_Task inputs_.
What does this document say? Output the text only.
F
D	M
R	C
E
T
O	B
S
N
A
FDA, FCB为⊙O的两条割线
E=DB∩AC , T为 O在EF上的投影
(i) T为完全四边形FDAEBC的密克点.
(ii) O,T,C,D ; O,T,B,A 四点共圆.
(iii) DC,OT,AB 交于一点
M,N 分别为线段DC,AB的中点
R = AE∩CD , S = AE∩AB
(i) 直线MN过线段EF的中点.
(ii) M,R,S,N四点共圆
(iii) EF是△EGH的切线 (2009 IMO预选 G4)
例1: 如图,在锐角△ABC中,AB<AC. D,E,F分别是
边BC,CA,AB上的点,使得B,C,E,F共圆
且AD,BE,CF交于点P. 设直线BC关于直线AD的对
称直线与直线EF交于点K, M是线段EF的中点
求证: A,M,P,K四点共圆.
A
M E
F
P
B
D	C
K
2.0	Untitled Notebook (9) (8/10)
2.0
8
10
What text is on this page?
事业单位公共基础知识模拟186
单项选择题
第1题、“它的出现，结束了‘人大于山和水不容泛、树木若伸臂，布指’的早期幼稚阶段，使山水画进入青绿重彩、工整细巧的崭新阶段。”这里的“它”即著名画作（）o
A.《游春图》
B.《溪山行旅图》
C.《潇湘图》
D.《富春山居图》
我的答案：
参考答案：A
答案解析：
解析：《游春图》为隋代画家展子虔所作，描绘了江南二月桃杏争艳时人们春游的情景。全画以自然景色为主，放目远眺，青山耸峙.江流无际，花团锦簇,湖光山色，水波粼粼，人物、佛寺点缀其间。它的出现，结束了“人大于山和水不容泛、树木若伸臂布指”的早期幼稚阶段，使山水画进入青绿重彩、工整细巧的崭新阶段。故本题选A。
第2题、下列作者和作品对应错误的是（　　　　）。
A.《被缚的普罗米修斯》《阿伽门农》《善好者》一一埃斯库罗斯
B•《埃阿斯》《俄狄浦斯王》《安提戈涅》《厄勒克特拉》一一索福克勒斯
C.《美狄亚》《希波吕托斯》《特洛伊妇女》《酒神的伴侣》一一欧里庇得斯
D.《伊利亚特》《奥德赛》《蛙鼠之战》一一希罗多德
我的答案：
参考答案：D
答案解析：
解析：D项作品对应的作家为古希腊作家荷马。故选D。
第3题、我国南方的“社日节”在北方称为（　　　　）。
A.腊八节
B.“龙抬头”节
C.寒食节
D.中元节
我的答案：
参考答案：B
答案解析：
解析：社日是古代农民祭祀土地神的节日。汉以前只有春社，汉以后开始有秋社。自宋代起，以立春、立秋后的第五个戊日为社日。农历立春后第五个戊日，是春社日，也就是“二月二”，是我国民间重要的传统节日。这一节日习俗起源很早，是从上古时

_Written task_.
Quote, word for word, every line starting at the one that contains "What text is on this page?" and ending with the final line of the entries.

_Answer below_.
What text is on this page?
事业单位公共基础知识模拟186
单项选择题
第1题、“它的出现，结束了‘人大于山和水不容泛、树木若伸臂，布指’的早期幼稚阶段，使山水画进入青绿重彩、工整细巧的崭新阶段。”这里的“它”即著名画作（）o
A.《游春图》
B.《溪山行旅图》
C.《潇湘图》
D.《富春山居图》
我的答案：
参考答案：A
答案解析：
解析：《游春图》为隋代画家展子虔所作，描绘了江南二月桃杏争艳时人们春游的情景。全画以自然景色为主，放目远眺，青山耸峙.江流无际，花团锦簇,湖光山色，水波粼粼，人物、佛寺点缀其间。它的出现，结束了“人大于山和水不容泛、树木若伸臂布指”的早期幼稚阶段，使山水画进入青绿重彩、工整细巧的崭新阶段。故本题选A。
第2题、下列作者和作品对应错误的是（　　　　）。
A.《被缚的普罗米修斯》《阿伽门农》《善好者》一一埃斯库罗斯
B•《埃阿斯》《俄狄浦斯王》《安提戈涅》《厄勒克特拉》一一索福克勒斯
C.《美狄亚》《希波吕托斯》《特洛伊妇女》《酒神的伴侣》一一欧里庇得斯
D.《伊利亚特》《奥德赛》《蛙鼠之战》一一希罗多德
我的答案：
参考答案：D
答案解析：
解析：D项作品对应的作家为古希腊作家荷马。故选D。
第3题、我国南方的“社日节”在北方称为（　　　　）。
A.腊八节
B.“龙抬头”节
C.寒食节
D.中元节
我的答案：
参考答案：B
答案解析：
解析：社日是古代农民祭祀土地神的节日。汉以前只有春社，汉以后开始有秋社。自宋代起，以立春、立秋后的第五个戊日为社日。农历立春后第五个戊日，是春社日，也就是“二月二”，是我国民间重要的传统节日。这一节日习俗起源很早，是从上古时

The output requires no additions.